Make an exact copy of the entries below.
[Start]
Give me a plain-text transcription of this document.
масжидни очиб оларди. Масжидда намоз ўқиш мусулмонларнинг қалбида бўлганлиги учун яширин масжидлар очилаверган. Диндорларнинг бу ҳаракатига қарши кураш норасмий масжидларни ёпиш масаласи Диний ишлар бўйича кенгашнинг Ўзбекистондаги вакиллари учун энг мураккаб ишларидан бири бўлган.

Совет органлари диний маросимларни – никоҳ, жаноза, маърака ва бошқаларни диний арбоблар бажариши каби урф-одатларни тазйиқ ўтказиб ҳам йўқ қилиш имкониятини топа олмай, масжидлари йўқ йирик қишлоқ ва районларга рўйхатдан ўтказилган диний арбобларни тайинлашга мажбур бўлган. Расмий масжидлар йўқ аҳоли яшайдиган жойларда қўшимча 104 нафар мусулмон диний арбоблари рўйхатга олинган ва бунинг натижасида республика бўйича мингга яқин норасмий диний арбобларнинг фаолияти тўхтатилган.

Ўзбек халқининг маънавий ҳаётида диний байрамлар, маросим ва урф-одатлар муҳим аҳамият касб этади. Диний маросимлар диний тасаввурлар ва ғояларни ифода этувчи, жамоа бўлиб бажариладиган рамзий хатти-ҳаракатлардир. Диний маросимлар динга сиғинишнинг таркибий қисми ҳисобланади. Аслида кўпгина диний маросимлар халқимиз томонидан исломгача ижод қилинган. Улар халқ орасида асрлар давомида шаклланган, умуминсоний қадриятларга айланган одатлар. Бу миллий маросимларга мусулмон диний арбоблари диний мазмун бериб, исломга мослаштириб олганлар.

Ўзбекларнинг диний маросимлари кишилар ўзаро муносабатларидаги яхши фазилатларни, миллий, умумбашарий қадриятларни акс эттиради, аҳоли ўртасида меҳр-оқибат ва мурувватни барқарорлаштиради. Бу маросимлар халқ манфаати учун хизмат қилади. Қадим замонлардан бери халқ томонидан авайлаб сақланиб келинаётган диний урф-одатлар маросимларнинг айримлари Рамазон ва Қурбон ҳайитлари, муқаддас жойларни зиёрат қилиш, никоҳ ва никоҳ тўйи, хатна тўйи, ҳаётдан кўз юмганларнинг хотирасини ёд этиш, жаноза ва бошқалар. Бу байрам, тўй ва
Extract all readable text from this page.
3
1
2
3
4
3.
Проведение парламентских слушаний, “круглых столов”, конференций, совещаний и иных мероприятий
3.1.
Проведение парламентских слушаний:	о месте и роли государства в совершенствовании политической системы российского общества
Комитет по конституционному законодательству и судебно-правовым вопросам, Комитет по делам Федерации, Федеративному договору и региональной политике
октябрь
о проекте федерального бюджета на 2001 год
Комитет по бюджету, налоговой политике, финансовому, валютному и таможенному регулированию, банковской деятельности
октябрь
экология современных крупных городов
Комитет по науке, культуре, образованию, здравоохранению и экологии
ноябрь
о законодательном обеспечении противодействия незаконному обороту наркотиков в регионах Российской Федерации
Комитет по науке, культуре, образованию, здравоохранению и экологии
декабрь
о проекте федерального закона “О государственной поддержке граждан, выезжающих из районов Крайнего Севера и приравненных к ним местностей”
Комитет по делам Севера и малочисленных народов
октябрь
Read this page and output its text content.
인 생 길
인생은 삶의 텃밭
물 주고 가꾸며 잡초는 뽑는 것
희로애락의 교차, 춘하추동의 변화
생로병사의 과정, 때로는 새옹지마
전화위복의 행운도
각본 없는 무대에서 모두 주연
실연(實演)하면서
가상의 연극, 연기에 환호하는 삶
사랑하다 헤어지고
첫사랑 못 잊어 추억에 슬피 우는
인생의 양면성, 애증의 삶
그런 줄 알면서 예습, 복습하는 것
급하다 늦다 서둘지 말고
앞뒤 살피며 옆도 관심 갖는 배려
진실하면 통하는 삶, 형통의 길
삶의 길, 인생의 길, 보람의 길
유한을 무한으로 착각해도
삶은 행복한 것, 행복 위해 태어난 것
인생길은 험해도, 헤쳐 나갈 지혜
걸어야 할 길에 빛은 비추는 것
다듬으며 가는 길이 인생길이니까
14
[End]
→ ANSWER TO THIS PROBLEM:
Give me a plain-text transcription of this document.
масжидни очиб оларди. Масжидда намоз ўқиш мусулмонларнинг қалбида бўлганлиги учун яширин масжидлар очилаверган. Диндорларнинг бу ҳаракатига қарши кураш норасмий масжидларни ёпиш масаласи Диний ишлар бўйича кенгашнинг Ўзбекистондаги вакиллари учун энг мураккаб ишларидан бири бўлган.

Совет органлари диний маросимларни – никоҳ, жаноза, маърака ва бошқаларни диний арбоблар бажариши каби урф-одатларни тазйиқ ўтказиб ҳам йўқ қилиш имкониятини топа олмай, масжидлари йўқ йирик қишлоқ ва районларга рўйхатдан ўтказилган диний арбобларни тайинлашга мажбур бўлган. Расмий масжидлар йўқ аҳоли яшайдиган жойларда қўшимча 104 нафар мусулмон диний арбоблари рўйхатга олинган ва бунинг натижасида республика бўйича мингга яқин норасмий диний арбобларнинг фаолияти тўхтатилган.

Ўзбек халқининг маънавий ҳаётида диний байрамлар, маросим ва урф-одатлар муҳим аҳамият касб этади. Диний маросимлар диний тасаввурлар ва ғояларни ифода этувчи, жамоа бўлиб бажариладиган рамзий хатти-ҳаракатлардир. Диний маросимлар динга сиғинишнинг таркибий қисми ҳисобланади. Аслида кўпгина диний маросимлар халқимиз томонидан исломгача ижод қилинган. Улар халқ орасида асрлар давомида шаклланган, умуминсоний қадриятларга айланган одатлар. Бу миллий маросимларга мусулмон диний арбоблари диний мазмун бериб, исломга мослаштириб олганлар.

Ўзбекларнинг диний маросимлари кишилар ўзаро муносабатларидаги яхши фазилатларни, миллий, умумбашарий қадриятларни акс эттиради, аҳоли ўртасида меҳр-оқибат ва мурувватни барқарорлаштиради. Бу маросимлар халқ манфаати учун хизмат қилади. Қадим замонлардан бери халқ томонидан авайлаб сақланиб келинаётган диний урф-одатлар маросимларнинг айримлари Рамазон ва Қурбон ҳайитлари, муқаддас жойларни зиёрат қилиш, никоҳ ва никоҳ тўйи, хатна тўйи, ҳаётдан кўз юмганларнинг хотирасини ёд этиш, жаноза ва бошқалар. Бу байрам, тўй ва
Extract all readable text from this page.
3
1
2
3
4
3.
Проведение парламентских слушаний, “круглых столов”, конференций, совещаний и иных мероприятий
3.1.
Проведение парламентских слушаний:	о месте и роли государства в совершенствовании политической системы российского общества
Комитет по конституционному законодательству и судебно-правовым вопросам, Комитет по делам Федерации, Федеративному договору и региональной политике
октябрь
о проекте федерального бюджета на 2001 год
Комитет по бюджету, налоговой политике, финансовому, валютному и таможенному регулированию, банковской деятельности
октябрь
экология современных крупных городов
Комитет по науке, культуре, образованию, здравоохранению и экологии
ноябрь
о законодательном обеспечении противодействия незаконному обороту наркотиков в регионах Российской Федерации
Комитет по науке, культуре, образованию, здравоохранению и экологии
декабрь
о проекте федерального закона “О государственной поддержке граждан, выезжающих из районов Крайнего Севера и приравненных к ним местностей”
Комитет по делам Севера и малочисленных народов
октябрь
Read this page and output its text content.
인 생 길
인생은 삶의 텃밭
물 주고 가꾸며 잡초는 뽑는 것
희로애락의 교차, 춘하추동의 변화
생로병사의 과정, 때로는 새옹지마
전화위복의 행운도
각본 없는 무대에서 모두 주연
실연(實演)하면서
가상의 연극, 연기에 환호하는 삶
사랑하다 헤어지고
첫사랑 못 잊어 추억에 슬피 우는
인생의 양면성, 애증의 삶
그런 줄 알면서 예습, 복습하는 것
급하다 늦다 서둘지 말고
앞뒤 살피며 옆도 관심 갖는 배려
진실하면 통하는 삶, 형통의 길
삶의 길, 인생의 길, 보람의 길
유한을 무한으로 착각해도
삶은 행복한 것, 행복 위해 태어난 것
인생길은 험해도, 헤쳐 나갈 지혜
걸어야 할 길에 빛은 비추는 것
다듬으며 가는 길이 인생길이니까
14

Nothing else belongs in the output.